## PROBLEM DETAILS
Locate and copy all lines bearing the word "story".

## RECORDS FOR THE TASK
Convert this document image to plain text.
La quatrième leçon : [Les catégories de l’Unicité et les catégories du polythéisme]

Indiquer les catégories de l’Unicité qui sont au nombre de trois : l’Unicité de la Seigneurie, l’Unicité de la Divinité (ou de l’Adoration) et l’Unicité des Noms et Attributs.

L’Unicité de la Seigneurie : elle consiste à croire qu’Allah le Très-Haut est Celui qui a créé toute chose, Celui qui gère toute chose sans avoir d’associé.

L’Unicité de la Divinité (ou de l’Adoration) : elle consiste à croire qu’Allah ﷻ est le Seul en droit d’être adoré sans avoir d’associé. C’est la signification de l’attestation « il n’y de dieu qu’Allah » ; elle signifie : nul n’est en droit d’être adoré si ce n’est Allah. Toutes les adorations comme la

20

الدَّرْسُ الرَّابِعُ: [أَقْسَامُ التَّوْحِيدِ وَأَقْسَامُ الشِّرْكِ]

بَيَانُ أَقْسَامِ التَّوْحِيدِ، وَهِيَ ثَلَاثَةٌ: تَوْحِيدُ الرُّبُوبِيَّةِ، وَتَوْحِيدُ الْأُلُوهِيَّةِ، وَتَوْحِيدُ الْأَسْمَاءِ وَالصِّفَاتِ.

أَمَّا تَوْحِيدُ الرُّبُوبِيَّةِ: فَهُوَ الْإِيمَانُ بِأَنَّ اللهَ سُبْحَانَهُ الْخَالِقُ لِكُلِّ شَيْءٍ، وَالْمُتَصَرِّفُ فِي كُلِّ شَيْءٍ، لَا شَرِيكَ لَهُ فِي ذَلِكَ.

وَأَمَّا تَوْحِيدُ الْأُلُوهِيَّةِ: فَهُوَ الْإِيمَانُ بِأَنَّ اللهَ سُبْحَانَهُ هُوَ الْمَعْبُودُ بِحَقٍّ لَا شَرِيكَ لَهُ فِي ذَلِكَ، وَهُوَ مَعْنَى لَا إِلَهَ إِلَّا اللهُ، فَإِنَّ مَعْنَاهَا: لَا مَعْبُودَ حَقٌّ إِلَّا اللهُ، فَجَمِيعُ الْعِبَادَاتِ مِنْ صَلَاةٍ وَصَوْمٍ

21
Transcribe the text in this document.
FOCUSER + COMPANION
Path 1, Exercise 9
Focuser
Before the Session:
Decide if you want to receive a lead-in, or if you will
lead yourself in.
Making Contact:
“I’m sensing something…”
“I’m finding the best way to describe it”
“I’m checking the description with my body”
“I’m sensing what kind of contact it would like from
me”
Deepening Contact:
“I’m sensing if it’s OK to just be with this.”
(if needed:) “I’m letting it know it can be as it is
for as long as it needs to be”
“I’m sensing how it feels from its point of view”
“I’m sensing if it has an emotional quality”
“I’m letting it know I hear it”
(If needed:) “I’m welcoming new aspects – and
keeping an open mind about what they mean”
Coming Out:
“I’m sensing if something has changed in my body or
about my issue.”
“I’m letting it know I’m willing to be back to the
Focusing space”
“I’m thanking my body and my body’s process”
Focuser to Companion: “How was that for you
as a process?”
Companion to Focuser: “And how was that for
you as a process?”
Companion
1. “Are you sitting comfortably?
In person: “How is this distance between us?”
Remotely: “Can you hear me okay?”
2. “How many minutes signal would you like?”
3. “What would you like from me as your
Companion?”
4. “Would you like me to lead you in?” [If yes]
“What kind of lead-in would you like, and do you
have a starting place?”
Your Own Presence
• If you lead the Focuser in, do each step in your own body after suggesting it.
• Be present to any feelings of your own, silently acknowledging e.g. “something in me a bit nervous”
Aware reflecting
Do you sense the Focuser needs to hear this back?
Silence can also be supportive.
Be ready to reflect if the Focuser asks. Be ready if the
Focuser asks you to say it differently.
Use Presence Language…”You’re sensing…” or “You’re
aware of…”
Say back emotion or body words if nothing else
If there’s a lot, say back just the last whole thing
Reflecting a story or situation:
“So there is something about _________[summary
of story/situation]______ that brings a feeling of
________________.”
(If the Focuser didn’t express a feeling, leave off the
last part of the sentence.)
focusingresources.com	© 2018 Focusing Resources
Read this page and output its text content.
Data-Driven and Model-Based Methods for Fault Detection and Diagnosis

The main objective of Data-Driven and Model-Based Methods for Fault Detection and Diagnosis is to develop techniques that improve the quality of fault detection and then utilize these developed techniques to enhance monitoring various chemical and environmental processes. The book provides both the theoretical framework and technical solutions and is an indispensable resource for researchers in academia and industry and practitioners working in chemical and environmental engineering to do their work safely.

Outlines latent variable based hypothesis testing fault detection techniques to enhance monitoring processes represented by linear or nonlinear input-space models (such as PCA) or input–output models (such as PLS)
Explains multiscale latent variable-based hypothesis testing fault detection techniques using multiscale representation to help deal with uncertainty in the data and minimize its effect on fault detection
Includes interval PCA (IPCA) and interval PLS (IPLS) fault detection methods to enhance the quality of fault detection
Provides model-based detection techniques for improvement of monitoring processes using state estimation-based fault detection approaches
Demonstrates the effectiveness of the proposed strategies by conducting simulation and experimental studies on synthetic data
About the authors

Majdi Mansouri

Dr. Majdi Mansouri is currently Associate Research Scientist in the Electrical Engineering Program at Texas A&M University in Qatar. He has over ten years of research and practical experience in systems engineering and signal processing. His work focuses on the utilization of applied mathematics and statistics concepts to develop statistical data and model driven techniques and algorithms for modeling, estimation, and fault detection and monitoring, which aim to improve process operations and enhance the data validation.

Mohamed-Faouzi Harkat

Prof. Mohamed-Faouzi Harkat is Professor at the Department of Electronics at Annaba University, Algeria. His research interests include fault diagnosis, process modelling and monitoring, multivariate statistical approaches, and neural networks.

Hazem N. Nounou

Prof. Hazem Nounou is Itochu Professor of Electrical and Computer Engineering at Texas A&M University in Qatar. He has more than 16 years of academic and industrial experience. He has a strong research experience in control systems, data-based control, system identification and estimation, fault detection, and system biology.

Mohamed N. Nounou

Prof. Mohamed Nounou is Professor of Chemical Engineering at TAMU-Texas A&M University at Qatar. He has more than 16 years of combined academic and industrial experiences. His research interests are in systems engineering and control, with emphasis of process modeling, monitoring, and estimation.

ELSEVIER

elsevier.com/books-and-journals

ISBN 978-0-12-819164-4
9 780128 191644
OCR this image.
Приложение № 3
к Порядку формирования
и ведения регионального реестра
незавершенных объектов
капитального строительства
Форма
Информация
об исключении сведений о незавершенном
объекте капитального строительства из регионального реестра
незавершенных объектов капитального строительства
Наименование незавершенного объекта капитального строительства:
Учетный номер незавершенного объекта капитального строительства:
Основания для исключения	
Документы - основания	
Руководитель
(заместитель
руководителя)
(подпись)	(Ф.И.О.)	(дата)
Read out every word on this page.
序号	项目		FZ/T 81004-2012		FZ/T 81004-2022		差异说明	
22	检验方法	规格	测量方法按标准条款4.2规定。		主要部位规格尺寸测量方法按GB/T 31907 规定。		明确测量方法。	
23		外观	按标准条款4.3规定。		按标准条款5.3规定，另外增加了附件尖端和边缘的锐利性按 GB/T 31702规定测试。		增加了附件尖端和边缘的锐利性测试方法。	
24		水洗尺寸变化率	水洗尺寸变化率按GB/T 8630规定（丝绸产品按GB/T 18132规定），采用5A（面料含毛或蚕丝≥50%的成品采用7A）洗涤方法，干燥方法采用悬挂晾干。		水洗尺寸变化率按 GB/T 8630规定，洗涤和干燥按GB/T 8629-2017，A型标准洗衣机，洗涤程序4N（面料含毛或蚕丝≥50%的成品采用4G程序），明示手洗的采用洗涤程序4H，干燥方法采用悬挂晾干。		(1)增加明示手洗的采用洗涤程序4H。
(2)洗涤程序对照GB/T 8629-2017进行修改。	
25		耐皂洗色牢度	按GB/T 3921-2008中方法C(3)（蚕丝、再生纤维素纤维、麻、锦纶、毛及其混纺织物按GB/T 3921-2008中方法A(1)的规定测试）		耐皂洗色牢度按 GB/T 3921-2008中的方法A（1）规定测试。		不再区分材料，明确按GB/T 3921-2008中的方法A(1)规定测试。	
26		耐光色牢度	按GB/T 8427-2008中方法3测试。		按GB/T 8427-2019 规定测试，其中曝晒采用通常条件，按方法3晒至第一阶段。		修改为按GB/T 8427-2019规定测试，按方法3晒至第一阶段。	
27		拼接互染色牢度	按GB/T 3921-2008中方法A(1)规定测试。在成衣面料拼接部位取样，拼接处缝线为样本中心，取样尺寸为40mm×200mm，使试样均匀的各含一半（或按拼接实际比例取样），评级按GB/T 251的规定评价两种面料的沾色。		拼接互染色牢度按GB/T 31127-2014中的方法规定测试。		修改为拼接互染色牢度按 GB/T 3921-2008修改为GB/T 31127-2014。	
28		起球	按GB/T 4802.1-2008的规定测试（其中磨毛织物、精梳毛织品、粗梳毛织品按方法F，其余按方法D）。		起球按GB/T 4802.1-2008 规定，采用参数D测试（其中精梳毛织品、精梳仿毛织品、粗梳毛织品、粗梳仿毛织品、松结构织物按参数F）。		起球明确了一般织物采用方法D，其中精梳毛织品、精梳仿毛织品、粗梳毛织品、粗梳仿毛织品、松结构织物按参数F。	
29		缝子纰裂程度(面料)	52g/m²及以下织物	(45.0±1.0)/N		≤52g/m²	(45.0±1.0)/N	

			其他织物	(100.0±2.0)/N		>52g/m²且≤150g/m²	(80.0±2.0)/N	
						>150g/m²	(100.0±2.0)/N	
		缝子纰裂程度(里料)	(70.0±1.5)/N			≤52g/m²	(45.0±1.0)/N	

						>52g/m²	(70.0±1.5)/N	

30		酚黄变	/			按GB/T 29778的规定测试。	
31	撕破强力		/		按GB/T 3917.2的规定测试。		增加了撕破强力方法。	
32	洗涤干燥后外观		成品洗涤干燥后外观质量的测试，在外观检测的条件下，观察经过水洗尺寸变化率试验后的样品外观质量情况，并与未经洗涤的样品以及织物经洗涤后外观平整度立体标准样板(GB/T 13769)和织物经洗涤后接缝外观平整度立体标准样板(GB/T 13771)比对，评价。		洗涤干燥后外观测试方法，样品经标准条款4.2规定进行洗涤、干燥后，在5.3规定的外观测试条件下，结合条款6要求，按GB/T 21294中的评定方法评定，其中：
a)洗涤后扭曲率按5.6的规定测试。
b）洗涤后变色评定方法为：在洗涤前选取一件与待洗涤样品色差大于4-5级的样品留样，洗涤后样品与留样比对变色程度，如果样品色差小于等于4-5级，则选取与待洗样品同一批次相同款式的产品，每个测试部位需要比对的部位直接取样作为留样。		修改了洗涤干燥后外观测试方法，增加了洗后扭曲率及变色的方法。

## SOLUTION TO THIS TASK
Reflecting a story or situation:
of story/situation]______ that brings a feeling of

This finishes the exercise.